**Set task**
Set down every record once more, exactly as given.

**Supplied records**
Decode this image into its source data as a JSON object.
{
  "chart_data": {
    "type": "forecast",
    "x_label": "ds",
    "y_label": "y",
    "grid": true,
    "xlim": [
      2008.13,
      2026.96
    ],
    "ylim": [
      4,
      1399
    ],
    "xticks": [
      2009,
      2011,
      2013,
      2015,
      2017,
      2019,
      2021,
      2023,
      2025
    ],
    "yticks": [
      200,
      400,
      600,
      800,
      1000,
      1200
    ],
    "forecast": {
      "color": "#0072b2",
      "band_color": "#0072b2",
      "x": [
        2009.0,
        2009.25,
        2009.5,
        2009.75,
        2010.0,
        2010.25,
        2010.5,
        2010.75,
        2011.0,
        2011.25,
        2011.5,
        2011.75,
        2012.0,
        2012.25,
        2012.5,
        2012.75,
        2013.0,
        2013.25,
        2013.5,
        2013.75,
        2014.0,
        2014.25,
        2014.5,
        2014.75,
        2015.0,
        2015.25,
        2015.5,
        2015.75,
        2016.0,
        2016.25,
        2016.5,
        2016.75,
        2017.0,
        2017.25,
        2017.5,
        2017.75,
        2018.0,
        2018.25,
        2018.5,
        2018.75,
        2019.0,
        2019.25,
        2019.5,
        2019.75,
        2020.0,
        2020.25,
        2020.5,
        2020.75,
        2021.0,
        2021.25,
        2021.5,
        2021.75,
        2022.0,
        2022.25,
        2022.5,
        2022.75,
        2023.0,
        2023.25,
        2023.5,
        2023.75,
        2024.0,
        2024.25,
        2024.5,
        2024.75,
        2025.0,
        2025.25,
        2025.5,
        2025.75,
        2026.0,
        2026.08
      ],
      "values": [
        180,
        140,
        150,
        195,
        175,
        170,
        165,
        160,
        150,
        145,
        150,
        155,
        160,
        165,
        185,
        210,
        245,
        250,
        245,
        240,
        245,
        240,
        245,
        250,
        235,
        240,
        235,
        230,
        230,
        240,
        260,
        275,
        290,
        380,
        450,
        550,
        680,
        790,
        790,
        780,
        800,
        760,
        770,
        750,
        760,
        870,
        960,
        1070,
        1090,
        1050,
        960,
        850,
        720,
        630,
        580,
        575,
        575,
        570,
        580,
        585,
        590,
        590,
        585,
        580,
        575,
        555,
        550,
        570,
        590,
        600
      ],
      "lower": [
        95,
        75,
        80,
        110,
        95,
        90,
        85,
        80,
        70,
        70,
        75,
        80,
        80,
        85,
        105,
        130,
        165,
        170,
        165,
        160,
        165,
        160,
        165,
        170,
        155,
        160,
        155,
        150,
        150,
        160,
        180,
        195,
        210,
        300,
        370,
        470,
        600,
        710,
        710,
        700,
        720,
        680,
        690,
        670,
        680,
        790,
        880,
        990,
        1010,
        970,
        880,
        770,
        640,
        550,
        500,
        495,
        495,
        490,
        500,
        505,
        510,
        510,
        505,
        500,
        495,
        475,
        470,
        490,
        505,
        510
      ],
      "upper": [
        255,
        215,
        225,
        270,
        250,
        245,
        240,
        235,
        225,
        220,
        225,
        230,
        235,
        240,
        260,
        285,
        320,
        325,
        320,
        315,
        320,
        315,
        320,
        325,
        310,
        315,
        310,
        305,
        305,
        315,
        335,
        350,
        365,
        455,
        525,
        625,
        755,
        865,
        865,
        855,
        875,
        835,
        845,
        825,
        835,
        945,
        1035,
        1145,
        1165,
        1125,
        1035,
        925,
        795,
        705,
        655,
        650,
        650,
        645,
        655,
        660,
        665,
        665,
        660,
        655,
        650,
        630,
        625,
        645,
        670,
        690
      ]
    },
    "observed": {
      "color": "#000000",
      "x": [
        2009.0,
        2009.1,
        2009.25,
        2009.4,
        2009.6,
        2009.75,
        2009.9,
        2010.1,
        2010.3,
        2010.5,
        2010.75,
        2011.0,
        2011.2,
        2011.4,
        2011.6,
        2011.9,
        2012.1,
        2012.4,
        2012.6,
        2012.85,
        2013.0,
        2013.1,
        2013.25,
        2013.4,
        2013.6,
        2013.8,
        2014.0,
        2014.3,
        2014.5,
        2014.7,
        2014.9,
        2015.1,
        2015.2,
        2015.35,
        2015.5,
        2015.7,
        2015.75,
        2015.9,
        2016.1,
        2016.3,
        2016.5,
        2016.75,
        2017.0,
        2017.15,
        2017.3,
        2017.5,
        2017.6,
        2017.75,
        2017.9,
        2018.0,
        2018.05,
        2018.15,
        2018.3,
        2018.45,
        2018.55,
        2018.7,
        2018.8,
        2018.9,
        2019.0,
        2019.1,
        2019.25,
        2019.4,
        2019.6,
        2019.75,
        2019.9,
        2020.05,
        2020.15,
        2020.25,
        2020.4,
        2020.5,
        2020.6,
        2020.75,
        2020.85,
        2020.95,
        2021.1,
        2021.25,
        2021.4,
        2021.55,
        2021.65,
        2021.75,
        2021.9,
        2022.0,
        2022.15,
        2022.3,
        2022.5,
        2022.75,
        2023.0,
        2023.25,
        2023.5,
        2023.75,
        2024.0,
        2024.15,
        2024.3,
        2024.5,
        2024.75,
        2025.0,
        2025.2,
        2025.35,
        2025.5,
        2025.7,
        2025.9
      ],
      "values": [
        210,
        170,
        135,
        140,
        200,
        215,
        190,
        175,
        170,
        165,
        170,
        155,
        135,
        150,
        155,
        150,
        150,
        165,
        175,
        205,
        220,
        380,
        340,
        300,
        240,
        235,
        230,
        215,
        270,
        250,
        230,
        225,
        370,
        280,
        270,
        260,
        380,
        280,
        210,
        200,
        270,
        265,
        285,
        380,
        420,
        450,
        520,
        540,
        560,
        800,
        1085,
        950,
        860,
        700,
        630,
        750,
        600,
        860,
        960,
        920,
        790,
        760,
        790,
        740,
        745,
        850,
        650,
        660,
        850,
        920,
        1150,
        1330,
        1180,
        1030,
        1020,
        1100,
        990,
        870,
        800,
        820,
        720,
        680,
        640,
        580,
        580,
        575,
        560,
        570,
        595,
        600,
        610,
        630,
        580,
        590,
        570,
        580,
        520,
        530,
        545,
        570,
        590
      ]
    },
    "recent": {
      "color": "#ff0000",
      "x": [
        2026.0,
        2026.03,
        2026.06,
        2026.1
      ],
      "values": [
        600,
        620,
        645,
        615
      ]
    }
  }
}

**Result for this exercise**
Decode this image into its source data as a JSON object.
{
  "chart_data": {
    "type": "forecast",
    "x_label": "ds",
    "y_label": "y",
    "grid": true,
    "xlim": [
      2008.13,
      2026.96
    ],
    "ylim": [
      4,
      1399
    ],
    "xticks": [
      2009,
      2011,
      2013,
      2015,
      2017,
      2019,
      2021,
      2023,
      2025
    ],
    "yticks": [
      200,
      400,
      600,
      800,
      1000,
      1200
    ],
    "forecast": {
      "color": "#0072b2",
      "band_color": "#0072b2",
      "x": [
        2009.0,
        2009.25,
        2009.5,
        2009.75,
        2010.0,
        2010.25,
        2010.5,
        2010.75,
        2011.0,
        2011.25,
        2011.5,
        2011.75,
        2012.0,
        2012.25,
        2012.5,
        2012.75,
        2013.0,
        2013.25,
        2013.5,
        2013.75,
        2014.0,
        2014.25,
        2014.5,
        2014.75,
        2015.0,
        2015.25,
        2015.5,
        2015.75,
        2016.0,
        2016.25,
        2016.5,
        2016.75,
        2017.0,
        2017.25,
        2017.5,
        2017.75,
        2018.0,
        2018.25,
        2018.5,
        2018.75,
        2019.0,
        2019.25,
        2019.5,
        2019.75,
        2020.0,
        2020.25,
        2020.5,
        2020.75,
        2021.0,
        2021.25,
        2021.5,
        2021.75,
        2022.0,
        2022.25,
        2022.5,
        2022.75,
        2023.0,
        2023.25,
        2023.5,
        2023.75,
        2024.0,
        2024.25,
        2024.5,
        2024.75,
        2025.0,
        2025.25,
        2025.5,
        2025.75,
        2026.0,
        2026.08
      ],
      "values": [
        180,
        140,
        150,
        195,
        175,
        170,
        165,
        160,
        150,
        145,
        150,
        155,
        160,
        165,
        185,
        210,
        245,
        250,
        245,
        240,
        245,
        240,
        245,
        250,
        235,
        240,
        235,
        230,
        230,
        240,
        260,
        275,
        290,
        380,
        450,
        550,
        680,
        790,
        790,
        780,
        800,
        760,
        770,
        750,
        760,
        870,
        960,
        1070,
        1090,
        1050,
        960,
        850,
        720,
        630,
        580,
        575,
        575,
        570,
        580,
        585,
        590,
        590,
        585,
        580,
        575,
        555,
        550,
        570,
        590,
        600
      ],
      "lower": [
        95,
        75,
        80,
        110,
        95,
        90,
        85,
        80,
        70,
        70,
        75,
        80,
        80,
        85,
        105,
        130,
        165,
        170,
        165,
        160,
        165,
        160,
        165,
        170,
        155,
        160,
        155,
        150,
        150,
        160,
        180,
        195,
        210,
        300,
        370,
        470,
        600,
        710,
        710,
        700,
        720,
        680,
        690,
        670,
        680,
        790,
        880,
        990,
        1010,
        970,
        880,
        770,
        640,
        550,
        500,
        495,
        495,
        490,
        500,
        505,
        510,
        510,
        505,
        500,
        495,
        475,
        470,
        490,
        505,
        510
      ],
      "upper": [
        255,
        215,
        225,
        270,
        250,
        245,
        240,
        235,
        225,
        220,
        225,
        230,
        235,
        240,
        260,
        285,
        320,
        325,
        320,
        315,
        320,
        315,
        320,
        325,
        310,
        315,
        310,
        305,
        305,
        315,
        335,
        350,
        365,
        455,
        525,
        625,
        755,
        865,
        865,
        855,
        875,
        835,
        845,
        825,
        835,
        945,
        1035,
        1145,
        1165,
        1125,
        1035,
        925,
        795,
        705,
        655,
        650,
        650,
        645,
        655,
        660,
        665,
        665,
        660,
        655,
        650,
        630,
        625,
        645,
        670,
        690
      ]
    },
    "observed": {
      "color": "#000000",
      "x": [
        2009.0,
        2009.1,
        2009.25,
        2009.4,
        2009.6,
        2009.75,
        2009.9,
        2010.1,
        2010.3,
        2010.5,
        2010.75,
        2011.0,
        2011.2,
        2011.4,
        2011.6,
        2011.9,
        2012.1,
        2012.4,
        2012.6,
        2012.85,
        2013.0,
        2013.1,
        2013.25,
        2013.4,
        2013.6,
        2013.8,
        2014.0,
        2014.3,
        2014.5,
        2014.7,
        2014.9,
        2015.1,
        2015.2,
        2015.35,
        2015.5,
        2015.7,
        2015.75,
        2015.9,
        2016.1,
        2016.3,
        2016.5,
        2016.75,
        2017.0,
        2017.15,
        2017.3,
        2017.5,
        2017.6,
        2017.75,
        2017.9,
        2018.0,
        2018.05,
        2018.15,
        2018.3,
        2018.45,
        2018.55,
        2018.7,
        2018.8,
        2018.9,
        2019.0,
        2019.1,
        2019.25,
        2019.4,
        2019.6,
        2019.75,
        2019.9,
        2020.05,
        2020.15,
        2020.25,
        2020.4,
        2020.5,
        2020.6,
        2020.75,
        2020.85,
        2020.95,
        2021.1,
        2021.25,
        2021.4,
        2021.55,
        2021.65,
        2021.75,
        2021.9,
        2022.0,
        2022.15,
        2022.3,
        2022.5,
        2022.75,
        2023.0,
        2023.25,
        2023.5,
        2023.75,
        2024.0,
        2024.15,
        2024.3,
        2024.5,
        2024.75,
        2025.0,
        2025.2,
        2025.35,
        2025.5,
        2025.7,
        2025.9
      ],
      "values": [
        210,
        170,
        135,
        140,
        200,
        215,
        190,
        175,
        170,
        165,
        170,
        155,
        135,
        150,
        155,
        150,
        150,
        165,
        175,
        205,
        220,
        380,
        340,
        300,
        240,
        235,
        230,
        215,
        270,
        250,
        230,
        225,
        370,
        280,
        270,
        260,
        380,
        280,
        210,
        200,
        270,
        265,
        285,
        380,
        420,
        450,
        520,
        540,
        560,
        800,
        1085,
        950,
        860,
        700,
        630,
        750,
        600,
        860,
        960,
        920,
        790,
        760,
        790,
        740,
        745,
        850,
        650,
        660,
        850,
        920,
        1150,
        1330,
        1180,
        1030,
        1020,
        1100,
        990,
        870,
        800,
        820,
        720,
        680,
        640,
        580,
        580,
        575,
        560,
        570,
        595,
        600,
        610,
        630,
        580,
        590,
        570,
        580,
        520,
        530,
        545,
        570,
        590
      ]
    },
    "recent": {
      "color": "#ff0000",
      "x": [
        2026.0,
        2026.03,
        2026.06,
        2026.1
      ],
      "values": [
        600,
        620,
        645,
        615
      ]
    }
  }
}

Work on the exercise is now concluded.